(ÉNONCÉ A):
Pouvez-vous mettre à jour l'article sur la crise du carburant au Mali en recopiant le passage qui commence aux mots « Le Mali traverse » et s'arrête après « par des militaires. », où « exceptionnelle » devient « majeure » ?

(EXTRAIT):
------------

Éco d'ici éco d'ailleurs

Crise du carburant au Mali : une guerre économique qui secoue toute la région

Publié le :

Le Mali traverse une crise énergétique exceptionnelle : files d’attente interminables devant les stations-service, coupures d’électricité, activités paralysées, conséquences d’un blocus imposé par les groupes djihadistes dans ce pays déjà parmi les plus pauvres du monde. Les invités d'Eco d'ici Eco d'ailleurs décrypte la stratégie de ceux qui ont lancé ce bras de fer économique avec le pouvoir malien dirigé par des militaires.

Le contrôle des routes commerciales par le Jnim au Mali provoque des pénuries de carburant.
Le contrôle des routes commerciales par le Jnim au Mali provoque des pénuries de carburant. AFP - -
Publicité

💬 Témoignage de Mohamed Sanou Nientao — Homme d’affaires et dirigeant politique (UDD) originaire de Mopti, aujourd’hui en exil

  • Les habitants de Mopti n’ont « même pas une seconde d’électricité » depuis le 7 octobre

  • Les revenus se sont effondrés, l’eau est distribuée quelques heures par jour, et la route vers Bamako est totalement contrôlée par les groupes djihadistes.

🗨️ « Il faut faire bloc, mais pour pouvoir faire bloc, il faut au moins avoir de quoi nourrir la famille. »

👉 Une crise multiforme : économie, sécurité, humanitaire

La crise du carburant au Mali n’est pas une simple pénurie : c’est une guerre économique où le carburant est utilisé comme une arme stratégique par les groupes djihadistes. Les effets se font sentir :

  • À Bamako, paralysée et sous tension

  • Dans les régions, isolées, privées d’électricité et d’eau

  • Dans les pays voisins, qui voient leur commerce perturbé

  • Dans les ports, où les flux logistiques sont ralentis

  • Pour les ménages, dont le pouvoir d’achat s’effondre

Cette pénurie déclenche un effet en chaîne : transports bloqués → marchandises rares → inflation → pauvreté → tensions sociales.

Le Mali est actuellement confronté à une grave pénurie de carburant en raison des attaques contre les camions-citernes qui ravitaillent le pays par les djihadistes du Jnim.
Le Mali est actuellement confronté à une grave pénurie de carburant en raison des attaques contre les camions-citernes qui ravitaillent le pays par les djihadistes du Jnim. AFP - ISSOUF SANOGO

🎤  Modibo Mao Makalou — Économiste, consultant indépendant, en ligne de Bamako, analyse les mécanismes économiques derrière la crise et rappelle que :

  • L’économie malienne dépend à 60 % du commerce extérieur.

  • Les hydrocarbures représentent un levier essentiel car le Mali ne produit pas de carburant.

  • Le blocus imposé par le JNIM depuis septembre 2025 cible les axes venant du Sénégal et de la Côte d’Ivoire, empêchant l’arrivée du carburant à Bamako.

  • Les effets : flambée des prix, crise du transport, coupures d’électricité, paralysie industrielle.

------------

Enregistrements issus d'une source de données
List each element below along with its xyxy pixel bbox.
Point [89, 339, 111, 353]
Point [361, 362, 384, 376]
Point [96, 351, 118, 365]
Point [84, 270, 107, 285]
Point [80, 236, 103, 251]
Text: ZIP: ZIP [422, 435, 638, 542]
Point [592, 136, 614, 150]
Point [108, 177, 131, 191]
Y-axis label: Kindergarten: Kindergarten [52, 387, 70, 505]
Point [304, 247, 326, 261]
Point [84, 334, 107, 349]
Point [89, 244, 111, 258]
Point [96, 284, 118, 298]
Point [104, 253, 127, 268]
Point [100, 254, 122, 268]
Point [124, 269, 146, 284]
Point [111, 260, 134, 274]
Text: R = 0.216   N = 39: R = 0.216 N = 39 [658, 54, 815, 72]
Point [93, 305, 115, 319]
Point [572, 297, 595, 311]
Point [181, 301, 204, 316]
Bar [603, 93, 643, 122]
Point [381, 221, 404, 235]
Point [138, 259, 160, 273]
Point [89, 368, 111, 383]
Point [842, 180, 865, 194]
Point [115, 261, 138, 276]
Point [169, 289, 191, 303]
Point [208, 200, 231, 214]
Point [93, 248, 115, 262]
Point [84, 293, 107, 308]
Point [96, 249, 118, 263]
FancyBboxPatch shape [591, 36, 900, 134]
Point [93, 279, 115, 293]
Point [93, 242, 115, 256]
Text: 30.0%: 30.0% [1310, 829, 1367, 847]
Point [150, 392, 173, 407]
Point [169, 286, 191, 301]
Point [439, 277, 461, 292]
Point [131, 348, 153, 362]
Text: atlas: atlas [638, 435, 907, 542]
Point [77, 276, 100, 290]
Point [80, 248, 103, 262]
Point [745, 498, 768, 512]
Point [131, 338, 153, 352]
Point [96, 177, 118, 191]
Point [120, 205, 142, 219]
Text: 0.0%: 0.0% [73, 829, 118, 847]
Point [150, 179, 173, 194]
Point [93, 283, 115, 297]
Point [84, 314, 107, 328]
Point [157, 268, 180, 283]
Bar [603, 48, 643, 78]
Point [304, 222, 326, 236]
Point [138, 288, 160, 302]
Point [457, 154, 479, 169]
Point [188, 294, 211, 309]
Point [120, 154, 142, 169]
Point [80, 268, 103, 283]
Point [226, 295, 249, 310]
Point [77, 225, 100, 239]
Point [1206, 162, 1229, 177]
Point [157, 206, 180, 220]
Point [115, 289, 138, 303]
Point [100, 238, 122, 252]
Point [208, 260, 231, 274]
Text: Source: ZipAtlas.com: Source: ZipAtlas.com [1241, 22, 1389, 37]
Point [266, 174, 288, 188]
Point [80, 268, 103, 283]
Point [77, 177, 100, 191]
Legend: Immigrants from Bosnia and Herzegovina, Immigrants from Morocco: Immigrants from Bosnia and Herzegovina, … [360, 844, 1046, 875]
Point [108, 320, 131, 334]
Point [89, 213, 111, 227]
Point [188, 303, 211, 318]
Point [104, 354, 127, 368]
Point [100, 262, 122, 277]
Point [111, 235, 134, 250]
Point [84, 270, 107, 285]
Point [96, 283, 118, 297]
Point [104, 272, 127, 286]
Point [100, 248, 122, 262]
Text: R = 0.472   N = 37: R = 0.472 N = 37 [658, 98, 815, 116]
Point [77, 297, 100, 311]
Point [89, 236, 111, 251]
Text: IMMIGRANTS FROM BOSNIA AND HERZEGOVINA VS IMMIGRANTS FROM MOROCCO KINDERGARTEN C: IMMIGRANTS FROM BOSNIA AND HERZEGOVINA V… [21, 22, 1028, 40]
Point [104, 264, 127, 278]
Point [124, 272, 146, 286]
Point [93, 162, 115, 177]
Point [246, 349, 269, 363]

------------

(ÉNONCÉ B):
Quelles lignes de la liste contiennent la chaîne « Text » en respectant la casse ? Relevez-les toutes.

(CORRIGÉ DÉTAILLÉ A):
Le Mali traverse une crise énergétique majeure : files d’attente interminables devant les stations-service, coupures d’électricité, activités paralysées, conséquences d’un blocus imposé par les groupes djihadistes dans ce pays déjà parmi les plus pauvres du monde. Les invités d'Eco d'ici Eco d'ailleurs décrypte la stratégie de ceux qui ont lancé ce bras de fer économique avec le pouvoir malien dirigé par des militaires.

(CORRIGÉ DÉTAILLÉ B):
Text: ZIP: ZIP [422, 435, 638, 542]
Text: R = 0.216   N = 39: R = 0.216 N = 39 [658, 54, 815, 72]
Text: 30.0%: 30.0% [1310, 829, 1367, 847]
Text: atlas: atlas [638, 435, 907, 542]
Text: 0.0%: 0.0% [73, 829, 118, 847]
Text: Source: ZipAtlas.com: Source: ZipAtlas.com [1241, 22, 1389, 37]
Text: R = 0.472   N = 37: R = 0.472 N = 37 [658, 98, 815, 116]
Text: IMMIGRANTS FROM BOSNIA AND HERZEGOVINA VS IMMIGRANTS FROM MOROCCO KINDERGARTEN C: IMMIGRANTS FROM BOSNIA AND HERZEGOVINA V… [21, 22, 1028, 40]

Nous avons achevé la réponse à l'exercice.